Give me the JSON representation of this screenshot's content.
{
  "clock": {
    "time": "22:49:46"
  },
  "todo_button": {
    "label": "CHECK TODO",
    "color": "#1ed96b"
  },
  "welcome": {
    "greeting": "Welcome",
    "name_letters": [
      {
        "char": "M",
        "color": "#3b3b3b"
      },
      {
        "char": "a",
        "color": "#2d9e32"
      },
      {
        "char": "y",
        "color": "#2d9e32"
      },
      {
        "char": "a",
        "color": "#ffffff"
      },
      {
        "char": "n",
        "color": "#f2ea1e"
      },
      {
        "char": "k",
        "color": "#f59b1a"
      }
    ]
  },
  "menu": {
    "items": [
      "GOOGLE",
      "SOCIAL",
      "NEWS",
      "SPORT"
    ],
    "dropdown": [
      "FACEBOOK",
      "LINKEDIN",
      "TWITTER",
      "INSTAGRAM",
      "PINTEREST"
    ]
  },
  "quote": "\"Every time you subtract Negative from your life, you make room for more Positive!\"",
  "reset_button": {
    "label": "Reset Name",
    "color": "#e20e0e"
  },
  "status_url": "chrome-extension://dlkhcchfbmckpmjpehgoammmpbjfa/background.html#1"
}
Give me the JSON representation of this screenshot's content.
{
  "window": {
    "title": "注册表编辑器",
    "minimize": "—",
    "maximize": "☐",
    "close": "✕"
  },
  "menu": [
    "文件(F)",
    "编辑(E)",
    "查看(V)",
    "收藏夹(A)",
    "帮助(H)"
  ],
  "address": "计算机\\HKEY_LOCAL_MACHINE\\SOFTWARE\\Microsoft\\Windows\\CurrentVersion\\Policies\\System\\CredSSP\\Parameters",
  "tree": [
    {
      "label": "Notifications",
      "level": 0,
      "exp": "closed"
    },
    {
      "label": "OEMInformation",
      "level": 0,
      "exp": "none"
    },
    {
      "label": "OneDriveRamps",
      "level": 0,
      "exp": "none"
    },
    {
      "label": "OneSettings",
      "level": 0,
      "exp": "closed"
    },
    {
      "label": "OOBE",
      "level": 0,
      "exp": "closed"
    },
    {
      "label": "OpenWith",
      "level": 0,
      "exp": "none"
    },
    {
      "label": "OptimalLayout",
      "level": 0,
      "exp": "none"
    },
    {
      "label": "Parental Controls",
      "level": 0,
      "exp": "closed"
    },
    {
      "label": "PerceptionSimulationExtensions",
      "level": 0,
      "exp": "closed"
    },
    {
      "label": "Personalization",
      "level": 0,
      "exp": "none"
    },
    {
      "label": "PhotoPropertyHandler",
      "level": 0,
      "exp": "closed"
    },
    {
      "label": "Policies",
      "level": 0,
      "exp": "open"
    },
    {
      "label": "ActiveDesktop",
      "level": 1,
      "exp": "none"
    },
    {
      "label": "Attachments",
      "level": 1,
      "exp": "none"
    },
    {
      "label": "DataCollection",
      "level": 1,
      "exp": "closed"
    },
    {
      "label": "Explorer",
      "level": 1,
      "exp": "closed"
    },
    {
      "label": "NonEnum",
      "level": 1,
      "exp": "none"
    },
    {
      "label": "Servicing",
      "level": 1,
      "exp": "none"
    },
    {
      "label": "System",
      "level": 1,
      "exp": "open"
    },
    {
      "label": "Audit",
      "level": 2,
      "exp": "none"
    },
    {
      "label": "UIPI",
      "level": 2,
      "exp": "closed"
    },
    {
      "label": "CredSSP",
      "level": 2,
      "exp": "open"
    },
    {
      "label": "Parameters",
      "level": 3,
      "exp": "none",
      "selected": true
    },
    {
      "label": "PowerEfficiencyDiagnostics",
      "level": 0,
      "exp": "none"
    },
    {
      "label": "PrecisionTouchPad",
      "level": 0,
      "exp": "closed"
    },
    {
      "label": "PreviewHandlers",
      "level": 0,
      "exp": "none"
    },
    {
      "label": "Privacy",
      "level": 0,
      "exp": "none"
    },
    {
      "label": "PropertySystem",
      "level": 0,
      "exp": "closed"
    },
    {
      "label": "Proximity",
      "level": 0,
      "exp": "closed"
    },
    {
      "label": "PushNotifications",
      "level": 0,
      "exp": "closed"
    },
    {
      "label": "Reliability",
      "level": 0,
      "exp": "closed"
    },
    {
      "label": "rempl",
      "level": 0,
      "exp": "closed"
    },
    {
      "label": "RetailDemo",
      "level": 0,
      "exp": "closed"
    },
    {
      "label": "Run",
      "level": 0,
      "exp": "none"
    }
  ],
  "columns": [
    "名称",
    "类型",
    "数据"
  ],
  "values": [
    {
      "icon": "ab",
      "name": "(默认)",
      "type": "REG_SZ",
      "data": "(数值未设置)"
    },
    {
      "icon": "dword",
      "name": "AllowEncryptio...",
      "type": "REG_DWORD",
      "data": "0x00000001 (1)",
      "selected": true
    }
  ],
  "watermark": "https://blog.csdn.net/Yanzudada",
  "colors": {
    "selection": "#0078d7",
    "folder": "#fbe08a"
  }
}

────────────────

*Written problem*
Word for word, quote all of the data above.

*Full response*
Give me the JSON representation of this screenshot's content.
{
  "clock": {
    "time": "22:49:46"
  },
  "todo_button": {
    "label": "CHECK TODO",
    "color": "#1ed96b"
  },
  "welcome": {
    "greeting": "Welcome",
    "name_letters": [
      {
        "char": "M",
        "color": "#3b3b3b"
      },
      {
        "char": "a",
        "color": "#2d9e32"
      },
      {
        "char": "y",
        "color": "#2d9e32"
      },
      {
        "char": "a",
        "color": "#ffffff"
      },
      {
        "char": "n",
        "color": "#f2ea1e"
      },
      {
        "char": "k",
        "color": "#f59b1a"
      }
    ]
  },
  "menu": {
    "items": [
      "GOOGLE",
      "SOCIAL",
      "NEWS",
      "SPORT"
    ],
    "dropdown": [
      "FACEBOOK",
      "LINKEDIN",
      "TWITTER",
      "INSTAGRAM",
      "PINTEREST"
    ]
  },
  "quote": "\"Every time you subtract Negative from your life, you make room for more Positive!\"",
  "reset_button": {
    "label": "Reset Name",
    "color": "#e20e0e"
  },
  "status_url": "chrome-extension://dlkhcchfbmckpmjpehgoammmpbjfa/background.html#1"
}
Give me the JSON representation of this screenshot's content.
{
  "window": {
    "title": "注册表编辑器",
    "minimize": "—",
    "maximize": "☐",
    "close": "✕"
  },
  "menu": [
    "文件(F)",
    "编辑(E)",
    "查看(V)",
    "收藏夹(A)",
    "帮助(H)"
  ],
  "address": "计算机\\HKEY_LOCAL_MACHINE\\SOFTWARE\\Microsoft\\Windows\\CurrentVersion\\Policies\\System\\CredSSP\\Parameters",
  "tree": [
    {
      "label": "Notifications",
      "level": 0,
      "exp": "closed"
    },
    {
      "label": "OEMInformation",
      "level": 0,
      "exp": "none"
    },
    {
      "label": "OneDriveRamps",
      "level": 0,
      "exp": "none"
    },
    {
      "label": "OneSettings",
      "level": 0,
      "exp": "closed"
    },
    {
      "label": "OOBE",
      "level": 0,
      "exp": "closed"
    },
    {
      "label": "OpenWith",
      "level": 0,
      "exp": "none"
    },
    {
      "label": "OptimalLayout",
      "level": 0,
      "exp": "none"
    },
    {
      "label": "Parental Controls",
      "level": 0,
      "exp": "closed"
    },
    {
      "label": "PerceptionSimulationExtensions",
      "level": 0,
      "exp": "closed"
    },
    {
      "label": "Personalization",
      "level": 0,
      "exp": "none"
    },
    {
      "label": "PhotoPropertyHandler",
      "level": 0,
      "exp": "closed"
    },
    {
      "label": "Policies",
      "level": 0,
      "exp": "open"
    },
    {
      "label": "ActiveDesktop",
      "level": 1,
      "exp": "none"
    },
    {
      "label": "Attachments",
      "level": 1,
      "exp": "none"
    },
    {
      "label": "DataCollection",
      "level": 1,
      "exp": "closed"
    },
    {
      "label": "Explorer",
      "level": 1,
      "exp": "closed"
    },
    {
      "label": "NonEnum",
      "level": 1,
      "exp": "none"
    },
    {
      "label": "Servicing",
      "level": 1,
      "exp": "none"
    },
    {
      "label": "System",
      "level": 1,
      "exp": "open"
    },
    {
      "label": "Audit",
      "level": 2,
      "exp": "none"
    },
    {
      "label": "UIPI",
      "level": 2,
      "exp": "closed"
    },
    {
      "label": "CredSSP",
      "level": 2,
      "exp": "open"
    },
    {
      "label": "Parameters",
      "level": 3,
      "exp": "none",
      "selected": true
    },
    {
      "label": "PowerEfficiencyDiagnostics",
      "level": 0,
      "exp": "none"
    },
    {
      "label": "PrecisionTouchPad",
      "level": 0,
      "exp": "closed"
    },
    {
      "label": "PreviewHandlers",
      "level": 0,
      "exp": "none"
    },
    {
      "label": "Privacy",
      "level": 0,
      "exp": "none"
    },
    {
      "label": "PropertySystem",
      "level": 0,
      "exp": "closed"
    },
    {
      "label": "Proximity",
      "level": 0,
      "exp": "closed"
    },
    {
      "label": "PushNotifications",
      "level": 0,
      "exp": "closed"
    },
    {
      "label": "Reliability",
      "level": 0,
      "exp": "closed"
    },
    {
      "label": "rempl",
      "level": 0,
      "exp": "closed"
    },
    {
      "label": "RetailDemo",
      "level": 0,
      "exp": "closed"
    },
    {
      "label": "Run",
      "level": 0,
      "exp": "none"
    }
  ],
  "columns": [
    "名称",
    "类型",
    "数据"
  ],
  "values": [
    {
      "icon": "ab",
      "name": "(默认)",
      "type": "REG_SZ",
      "data": "(数值未设置)"
    },
    {
      "icon": "dword",
      "name": "AllowEncryptio...",
      "type": "REG_DWORD",
      "data": "0x00000001 (1)",
      "selected": true
    }
  ],
  "watermark": "https://blog.csdn.net/Yanzudada",
  "colors": {
    "selection": "#0078d7",
    "folder": "#fbe08a"
  }
}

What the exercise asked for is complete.